**OBJECTIVE:** Retype the records below word for word and omit any image.

─── INPUT FOR THIS TASK ───

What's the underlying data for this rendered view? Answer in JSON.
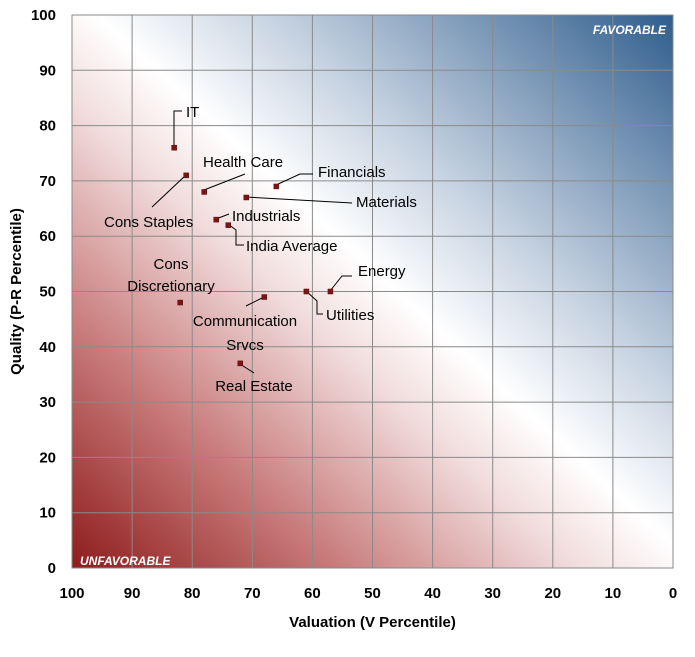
{
  "chart_data": {
    "type": "scatter",
    "xlabel": "Valuation (V Percentile)",
    "ylabel": "Quality (P-R Percentile)",
    "xlim": [
      100,
      0
    ],
    "ylim": [
      0,
      100
    ],
    "x_reversed": true,
    "x_ticks": [
      "100",
      "90",
      "80",
      "70",
      "60",
      "50",
      "40",
      "30",
      "20",
      "10",
      "0"
    ],
    "y_ticks": [
      "0",
      "10",
      "20",
      "30",
      "40",
      "50",
      "60",
      "70",
      "80",
      "90",
      "100"
    ],
    "grid": true,
    "background": "diagonal gradient from red (bottom-left) through white to blue (top-right)",
    "corner_labels": {
      "top_right": "FAVORABLE",
      "bottom_left": "UNFAVORABLE"
    },
    "colors": {
      "unfavorable": "#8b1a1a",
      "favorable": "#2e5a8a",
      "marker": "#7b1515"
    },
    "points": [
      {
        "label": "IT",
        "x": 83,
        "y": 76
      },
      {
        "label": "Health Care",
        "x": 78,
        "y": 68
      },
      {
        "label": "Financials",
        "x": 66,
        "y": 69
      },
      {
        "label": "Cons Staples",
        "x": 81,
        "y": 71
      },
      {
        "label": "Materials",
        "x": 71,
        "y": 67
      },
      {
        "label": "Industrials",
        "x": 76,
        "y": 63
      },
      {
        "label": "India Average",
        "x": 74,
        "y": 62
      },
      {
        "label": "Energy",
        "x": 57,
        "y": 50
      },
      {
        "label": "Utilities",
        "x": 61,
        "y": 50
      },
      {
        "label": "Cons Discretionary",
        "x": 82,
        "y": 48
      },
      {
        "label": "Communication Srvcs",
        "x": 68,
        "y": 49
      },
      {
        "label": "Real Estate",
        "x": 72,
        "y": 37
      }
    ]
  }
}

───

**FINISHED TASK:**
What's the underlying data for this rendered view? Answer in JSON.
{
  "chart_data": {
    "type": "scatter",
    "xlabel": "Valuation (V Percentile)",
    "ylabel": "Quality (P-R Percentile)",
    "xlim": [
      100,
      0
    ],
    "ylim": [
      0,
      100
    ],
    "x_reversed": true,
    "x_ticks": [
      "100",
      "90",
      "80",
      "70",
      "60",
      "50",
      "40",
      "30",
      "20",
      "10",
      "0"
    ],
    "y_ticks": [
      "0",
      "10",
      "20",
      "30",
      "40",
      "50",
      "60",
      "70",
      "80",
      "90",
      "100"
    ],
    "grid": true,
    "background": "diagonal gradient from red (bottom-left) through white to blue (top-right)",
    "corner_labels": {
      "top_right": "FAVORABLE",
      "bottom_left": "UNFAVORABLE"
    },
    "colors": {
      "unfavorable": "#8b1a1a",
      "favorable": "#2e5a8a",
      "marker": "#7b1515"
    },
    "points": [
      {
        "label": "IT",
        "x": 83,
        "y": 76
      },
      {
        "label": "Health Care",
        "x": 78,
        "y": 68
      },
      {
        "label": "Financials",
        "x": 66,
        "y": 69
      },
      {
        "label": "Cons Staples",
        "x": 81,
        "y": 71
      },
      {
        "label": "Materials",
        "x": 71,
        "y": 67
      },
      {
        "label": "Industrials",
        "x": 76,
        "y": 63
      },
      {
        "label": "India Average",
        "x": 74,
        "y": 62
      },
      {
        "label": "Energy",
        "x": 57,
        "y": 50
      },
      {
        "label": "Utilities",
        "x": 61,
        "y": 50
      },
      {
        "label": "Cons Discretionary",
        "x": 82,
        "y": 48
      },
      {
        "label": "Communication Srvcs",
        "x": 68,
        "y": 49
      },
      {
        "label": "Real Estate",
        "x": 72,
        "y": 37
      }
    ]
  }
}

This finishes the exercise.